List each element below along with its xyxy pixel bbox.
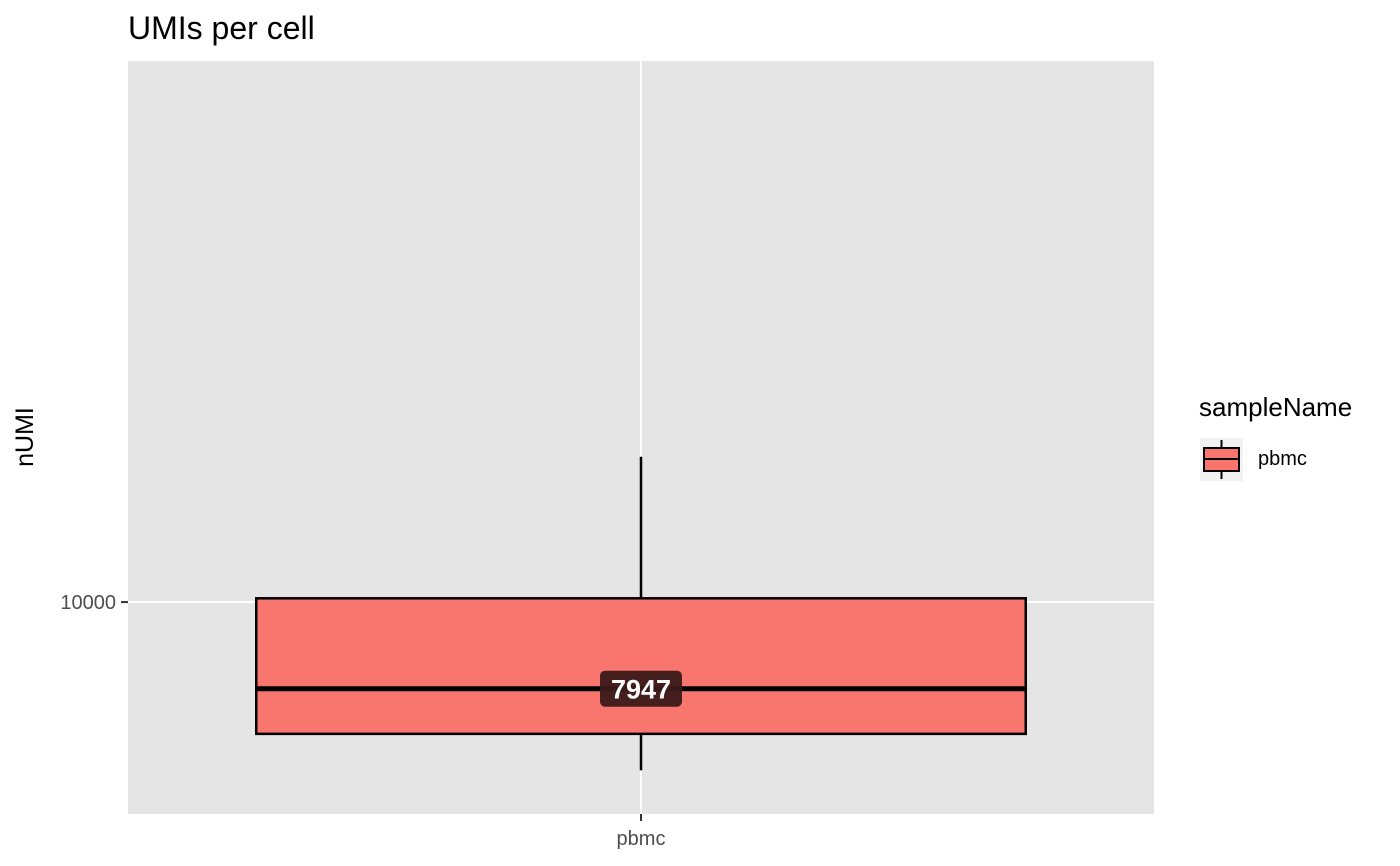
median-value-label: 7947 [611,675,671,705]
x-tick-label: pbmc [617,828,666,850]
median-label-bg [600,670,682,707]
legend-entry-label: pbmc [1258,448,1307,470]
box-iqr [255,597,1027,736]
legend-key [1200,438,1243,481]
box-layer: 7947 [255,456,1027,771]
axis-layer: 10000 pbmc [60,592,665,850]
legend-title: sampleName [1199,392,1353,422]
chart-title: UMIs per cell [128,10,315,46]
y-tick-label: 10000 [60,592,116,614]
y-axis-label: nUMI [11,407,39,467]
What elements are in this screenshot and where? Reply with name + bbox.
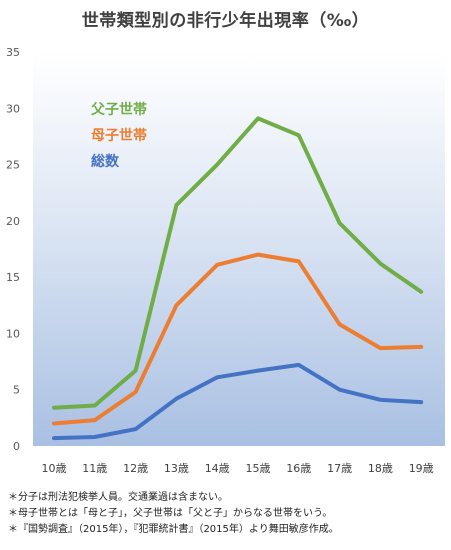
series-lines — [52, 116, 424, 441]
y-tick-label: 25 — [6, 159, 20, 172]
x-tick-label: 17歳 — [327, 462, 352, 475]
y-tick-label: 5 — [13, 384, 20, 397]
series-line — [52, 116, 424, 410]
y-tick-label: 35 — [6, 46, 20, 59]
legend-entry: 父子世帯 — [90, 101, 147, 118]
x-tick-label: 15歳 — [246, 462, 271, 475]
x-tick-label: 18歳 — [368, 462, 393, 475]
y-tick-label: 30 — [6, 102, 20, 115]
y-tick-label: 0 — [13, 440, 20, 453]
footnotes: ＊分子は刑法犯検挙人員。交通業過は含まない。 ＊母子世帯とは「母と子」，父子世帯… — [8, 490, 448, 538]
plot-area — [33, 52, 445, 446]
footnote-2: ＊母子世帯とは「母と子」，父子世帯は「父と子」からなる世帯をいう。 — [8, 508, 333, 519]
y-tick-label: 10 — [6, 327, 20, 340]
x-tick-label: 11歳 — [82, 462, 107, 475]
x-axis: 10歳 11歳 12歳 13歳 14歳 15歳 16歳 17歳 18歳 19歳 — [42, 462, 434, 475]
x-tick-label: 13歳 — [164, 462, 189, 475]
x-tick-label: 10歳 — [42, 462, 67, 475]
x-tick-label: 12歳 — [123, 462, 148, 475]
chart-title: 世帯類型別の非行少年出現率（‰） — [81, 11, 370, 31]
x-tick-label: 19歳 — [409, 462, 434, 475]
series-line — [52, 362, 424, 441]
x-tick-label: 14歳 — [205, 462, 230, 475]
series-line — [52, 252, 424, 426]
y-axis: 0 5 10 15 20 25 30 35 — [6, 46, 20, 453]
y-tick-label: 20 — [6, 215, 20, 228]
footnote-1: ＊分子は刑法犯検挙人員。交通業過は含まない。 — [8, 492, 228, 503]
x-tick-label: 16歳 — [286, 462, 311, 475]
y-tick-label: 15 — [6, 271, 20, 284]
legend-entry: 総数 — [91, 153, 120, 170]
footnote-3: ＊『国勢調査』（2015年），『犯罪統計書』（2015年）より舞田敏彦作成。 — [8, 524, 339, 535]
legend-entry: 母子世帯 — [91, 127, 147, 144]
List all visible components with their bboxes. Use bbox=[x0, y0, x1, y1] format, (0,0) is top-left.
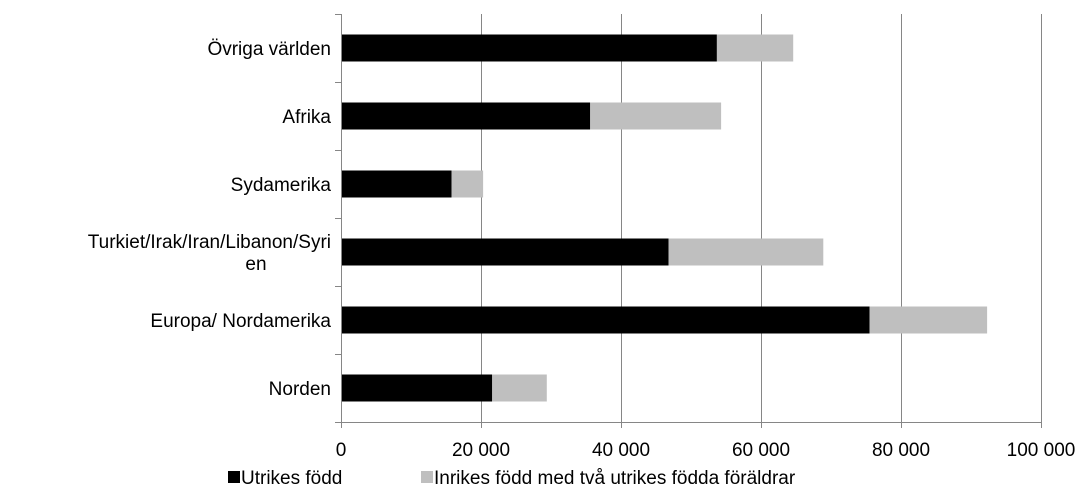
bar-inrikes-fodd bbox=[451, 170, 484, 198]
bar-inrikes-fodd bbox=[716, 34, 794, 62]
gridlines bbox=[481, 14, 1042, 422]
x-tick-label: 100 000 bbox=[1007, 440, 1076, 461]
bar-inrikes-fodd bbox=[492, 374, 547, 402]
axes bbox=[335, 14, 1042, 428]
category-label: Sydamerika bbox=[231, 175, 332, 196]
x-tick-label: 60 000 bbox=[732, 440, 790, 461]
bar-inrikes-fodd bbox=[590, 102, 722, 130]
x-tick-label: 80 000 bbox=[872, 440, 930, 461]
bar-utrikes-fodd bbox=[341, 34, 717, 62]
x-tick-label: 20 000 bbox=[452, 440, 510, 461]
category-label: Europa/ Nordamerika bbox=[150, 311, 331, 332]
category-label: Afrika bbox=[282, 107, 331, 128]
bar-utrikes-fodd bbox=[341, 306, 870, 334]
bar-utrikes-fodd bbox=[341, 238, 669, 266]
bars bbox=[341, 34, 988, 402]
category-label: Turkiet/Irak/Iran/Libanon/Syri bbox=[88, 232, 331, 253]
bar-utrikes-fodd bbox=[341, 374, 493, 402]
legend-swatch-utrikes-fodd bbox=[228, 471, 240, 483]
category-label: en bbox=[245, 254, 266, 275]
category-label: Övriga världen bbox=[207, 39, 331, 60]
legend-label-inrikes-fodd: Inrikes född med två utrikes födda föräl… bbox=[434, 468, 796, 489]
legend-label-utrikes-fodd: Utrikes född bbox=[241, 468, 342, 489]
bar-utrikes-fodd bbox=[341, 170, 452, 198]
category-labels: Övriga världen Afrika Sydamerika Turkiet/Ir… bbox=[88, 39, 332, 400]
legend: Utrikes född Inrikes född med två utrikes… bbox=[228, 468, 796, 489]
category-label: Norden bbox=[269, 379, 331, 400]
bar-utrikes-fodd bbox=[341, 102, 591, 130]
x-tick-labels: 0 20 000 40 000 60 000 80 000 100 000 bbox=[336, 440, 1076, 461]
legend-swatch-inrikes-fodd bbox=[421, 471, 433, 483]
x-tick-label: 0 bbox=[336, 440, 347, 461]
x-tick-label: 40 000 bbox=[592, 440, 650, 461]
bar-inrikes-fodd bbox=[668, 238, 824, 266]
bar-inrikes-fodd bbox=[869, 306, 988, 334]
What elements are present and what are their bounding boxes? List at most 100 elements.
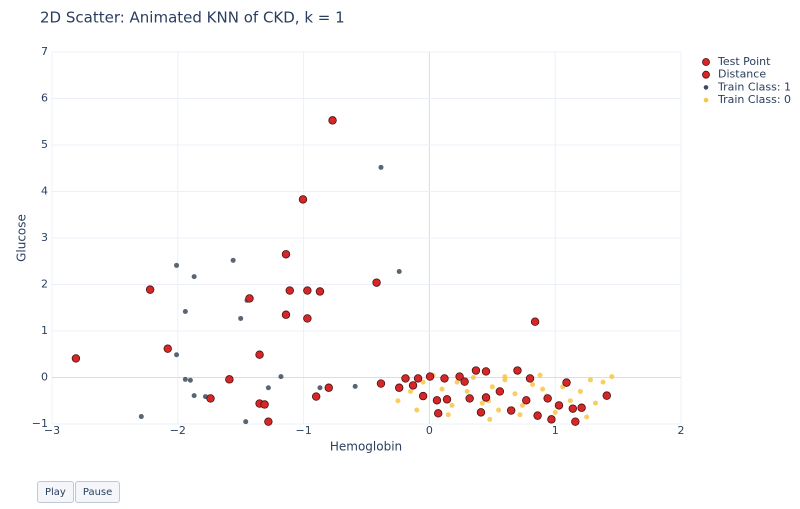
data-point [530, 317, 540, 326]
legend-marker [702, 58, 710, 66]
x-tick-label: −1 [295, 424, 311, 437]
data-point [489, 384, 495, 390]
data-point [533, 411, 542, 420]
data-point [470, 375, 476, 380]
legend-label: Test Point [717, 55, 771, 68]
data-point [584, 414, 590, 420]
data-point [512, 391, 518, 397]
data-point [281, 250, 291, 259]
data-point [174, 262, 180, 268]
animation-controls: Play Pause [37, 481, 121, 503]
data-point [562, 378, 571, 387]
data-point [418, 391, 428, 401]
data-point [260, 400, 269, 409]
legend-label: Train Class: 0 [717, 93, 791, 106]
x-tick-label: 0 [426, 424, 433, 437]
y-tick-label: 7 [41, 45, 48, 58]
data-point [425, 372, 435, 381]
data-point [182, 376, 188, 382]
data-point [445, 412, 451, 418]
data-point [414, 407, 420, 413]
legend-label: Distance [718, 68, 766, 81]
data-point [281, 310, 291, 319]
data-point [449, 402, 455, 408]
y-tick-label: 1 [41, 324, 48, 337]
data-point [328, 116, 337, 125]
data-point [479, 400, 485, 406]
pause-button[interactable]: Pause [74, 481, 121, 503]
chart-title: 2D Scatter: Animated KNN of CKD, k = 1 [40, 9, 345, 27]
data-point [513, 366, 522, 375]
data-point [442, 395, 452, 404]
data-point [420, 379, 426, 385]
data-point [547, 415, 556, 424]
data-point [187, 377, 193, 383]
data-point [519, 402, 525, 408]
data-point [372, 278, 381, 287]
data-point [609, 374, 615, 380]
data-point [506, 406, 516, 415]
data-point [552, 409, 558, 415]
data-point [376, 379, 386, 388]
data-point [592, 400, 598, 406]
data-point [440, 374, 449, 383]
data-point [311, 392, 321, 401]
data-point [206, 394, 215, 403]
x-tick-label: 1 [552, 424, 559, 437]
data-point [568, 404, 578, 413]
data-point [432, 396, 442, 405]
data-point [476, 408, 486, 417]
data-point [264, 417, 273, 426]
y-tick-label: 5 [41, 138, 48, 151]
data-point [245, 294, 254, 303]
legend-marker [703, 85, 709, 90]
data-point [543, 394, 552, 403]
data-point [602, 391, 611, 400]
data-point [577, 403, 586, 412]
data-point [522, 396, 531, 405]
data-point [396, 268, 402, 274]
data-point [487, 416, 493, 422]
data-point [352, 383, 358, 389]
y-tick-label: 0 [41, 371, 48, 384]
data-point [571, 417, 580, 426]
data-point [530, 381, 536, 387]
x-axis-title: Hemoglobin [330, 440, 402, 454]
data-point [138, 414, 144, 420]
data-point [255, 350, 264, 359]
data-point [481, 367, 491, 376]
data-point [243, 419, 249, 425]
data-point [395, 383, 404, 392]
data-point [174, 352, 180, 358]
data-point [455, 372, 464, 381]
data-point [71, 354, 81, 363]
data-point [238, 315, 244, 321]
data-point [317, 385, 323, 391]
legend-label: Train Class: 1 [717, 80, 791, 93]
data-point [298, 195, 308, 204]
data-point [567, 398, 573, 404]
data-point [315, 287, 325, 296]
data-point [303, 286, 312, 295]
data-point [454, 379, 460, 385]
data-point [145, 285, 155, 294]
x-tick-label: −2 [170, 424, 186, 437]
data-point [378, 164, 384, 170]
x-tick-label: −3 [44, 424, 60, 437]
data-point [540, 386, 546, 392]
data-point [324, 383, 333, 392]
data-point [230, 257, 236, 263]
data-point [395, 398, 401, 404]
data-point [537, 372, 543, 378]
data-point [496, 407, 502, 413]
data-point [401, 374, 410, 383]
data-point [285, 286, 294, 295]
data-point [481, 393, 491, 402]
data-point [408, 381, 418, 390]
y-tick-label: −1 [32, 417, 48, 430]
y-tick-label: 3 [41, 231, 48, 244]
chart: 2D Scatter: Animated KNN of CKD, k = 1 H… [15, 9, 792, 454]
data-point [460, 377, 469, 386]
data-point [464, 388, 470, 394]
play-button[interactable]: Play [37, 481, 74, 503]
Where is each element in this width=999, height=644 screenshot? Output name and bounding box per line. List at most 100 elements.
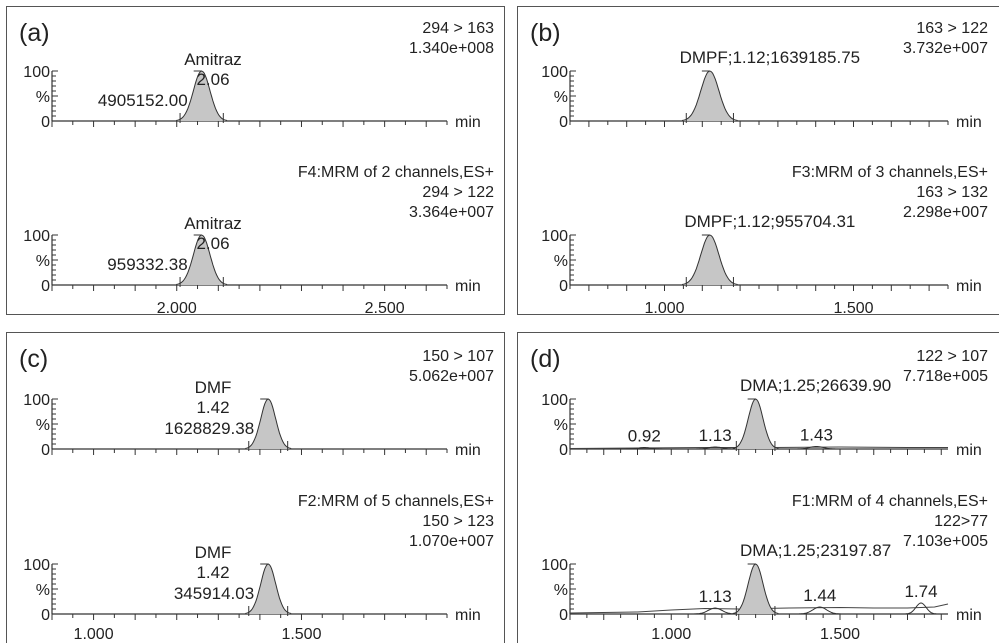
peak-mark <box>176 70 228 121</box>
peak-area-label: 345914.03 <box>174 584 254 603</box>
peak-mark <box>799 606 841 615</box>
peak-mark <box>694 607 736 615</box>
intensity-label: 7.103e+005 <box>903 533 988 550</box>
chromatogram-panel-b: (b) 163 > 122 3.732e+007 100% 0 min DMPF;1.12;… <box>517 6 999 316</box>
channel-label: 294 > 163 <box>422 20 494 37</box>
y-tick-label: 0 <box>559 278 568 295</box>
y-tick-label: 100 <box>541 557 568 574</box>
y-tick-label: % <box>36 253 50 270</box>
x-unit-label: min <box>956 607 982 624</box>
peak-mark <box>905 602 937 615</box>
x-unit-label: min <box>455 607 481 624</box>
peak-compound-label: Amitraz <box>184 50 242 69</box>
y-tick-label: 100 <box>541 228 568 245</box>
chart-b-svg: (b) 163 > 122 3.732e+007 100% 0 min DMPF;1.12;… <box>530 19 988 316</box>
y-tick-label: 0 <box>559 114 568 131</box>
intensity-label: 3.732e+007 <box>903 40 988 57</box>
peak-rt-label: 1.42 <box>196 398 229 417</box>
x-unit-label: min <box>455 442 481 459</box>
y-tick-label: 0 <box>41 278 50 295</box>
y-tick-label: % <box>36 417 50 434</box>
peak-summary-label: DMA;1.25;23197.87 <box>740 541 891 560</box>
intensity-label: 1.340e+008 <box>409 40 494 57</box>
x-tick-label: 1.500 <box>281 626 321 643</box>
peak-area-label: 1628829.38 <box>164 419 254 438</box>
peak-summary-label: DMPF;1.12;955704.31 <box>684 212 855 231</box>
y-tick-label: % <box>554 582 568 599</box>
y-tick-label: 0 <box>559 607 568 624</box>
y-tick-label: % <box>554 89 568 106</box>
trace-header: F4:MRM of 2 channels,ES+ <box>298 164 494 181</box>
peak-mark <box>682 70 738 121</box>
channel-label: 294 > 122 <box>422 184 494 201</box>
x-tick-label: 2.500 <box>365 300 405 316</box>
panel-label: (c) <box>19 345 48 373</box>
trace-header: F1:MRM of 4 channels,ES+ <box>792 493 988 510</box>
y-tick-label: 100 <box>23 557 50 574</box>
chromatogram-panel-a: (a) 294 > 163 1.340e+008 100% 0 min Amitraz 2.0… <box>6 6 505 316</box>
channel-label: 163 > 132 <box>916 184 988 201</box>
x-tick-label: 1.500 <box>833 300 873 316</box>
x-tick-label: 1.000 <box>644 300 684 316</box>
x-tick-label: 1.000 <box>74 626 114 643</box>
channel-label: 150 > 107 <box>422 348 494 365</box>
panel-label: (a) <box>19 19 50 47</box>
minor-peak-label: 1.13 <box>699 426 732 445</box>
peak-compound-label: Amitraz <box>184 214 242 233</box>
peak-mark <box>682 234 738 285</box>
y-tick-label: 100 <box>23 228 50 245</box>
chromatogram-panel-d: (d) 122 > 107 7.718e+005 100% 0 min DMA;1.25;2… <box>517 332 999 643</box>
channel-label: 163 > 122 <box>916 20 988 37</box>
peak-rt-label: 1.42 <box>196 563 229 582</box>
peak-mark <box>694 446 736 450</box>
peak-summary-label: DMA;1.25;26639.90 <box>740 376 891 395</box>
minor-peak-label: 1.44 <box>803 586 836 605</box>
chromatogram-panel-c: (c) 150 > 107 5.062e+007 100% 0 min DMF 1.42 162… <box>6 332 505 643</box>
chart-d-svg: (d) 122 > 107 7.718e+005 100% 0 min DMA;1.25;2… <box>530 345 988 643</box>
peak-summary-label: DMPF;1.12;1639185.75 <box>680 48 861 67</box>
intensity-label: 2.298e+007 <box>903 204 988 221</box>
y-tick-label: 100 <box>23 392 50 409</box>
intensity-label: 3.364e+007 <box>409 204 494 221</box>
y-tick-label: 0 <box>41 607 50 624</box>
peak-mark <box>624 447 665 450</box>
panel-label: (b) <box>530 19 561 47</box>
y-tick-label: % <box>554 253 568 270</box>
baseline-trace <box>569 603 949 614</box>
peak-mark <box>732 563 779 614</box>
minor-peak-label: 1.43 <box>800 426 833 445</box>
intensity-label: 5.062e+007 <box>409 368 494 385</box>
x-unit-label: min <box>956 114 982 131</box>
peak-rt-label: 2.06 <box>196 234 229 253</box>
minor-peak-label: 0.92 <box>628 427 661 446</box>
trace-header: F3:MRM of 3 channels,ES+ <box>792 164 988 181</box>
x-tick-label: 2.000 <box>157 300 197 316</box>
x-unit-label: min <box>455 278 481 295</box>
y-tick-label: 100 <box>23 64 50 81</box>
trace-header: F2:MRM of 5 channels,ES+ <box>298 493 494 510</box>
intensity-label: 1.070e+007 <box>409 533 494 550</box>
x-tick-label: 1.000 <box>651 626 691 643</box>
panel-label: (d) <box>530 345 561 373</box>
y-tick-label: 100 <box>541 392 568 409</box>
y-tick-label: 0 <box>41 442 50 459</box>
intensity-label: 7.718e+005 <box>903 368 988 385</box>
x-unit-label: min <box>956 278 982 295</box>
peak-rt-label: 2.06 <box>196 70 229 89</box>
minor-peak-label: 1.13 <box>699 587 732 606</box>
peak-mark <box>732 398 779 449</box>
peak-area-label: 959332.38 <box>107 255 187 274</box>
x-unit-label: min <box>956 442 982 459</box>
channel-label: 150 > 123 <box>422 513 494 530</box>
y-tick-label: % <box>554 417 568 434</box>
y-tick-label: % <box>36 582 50 599</box>
peak-mark <box>176 234 228 285</box>
y-tick-label: 100 <box>541 64 568 81</box>
channel-label: 122 > 107 <box>916 348 988 365</box>
x-unit-label: min <box>455 114 481 131</box>
peak-area-label: 4905152.00 <box>98 91 188 110</box>
x-tick-label: 1.500 <box>820 626 860 643</box>
minor-peak-label: 1.74 <box>904 582 937 601</box>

▶ [Stated problem]:
Pull out each line in the items above that contains the word "their".

▶ [Output of the task]:
List all visible components with their bboxes. Use bbox=[x0, y0, x1, y1] format, (0,0) is top-left.
What elements are present and what are their bounding boxes? List at most 100 elements.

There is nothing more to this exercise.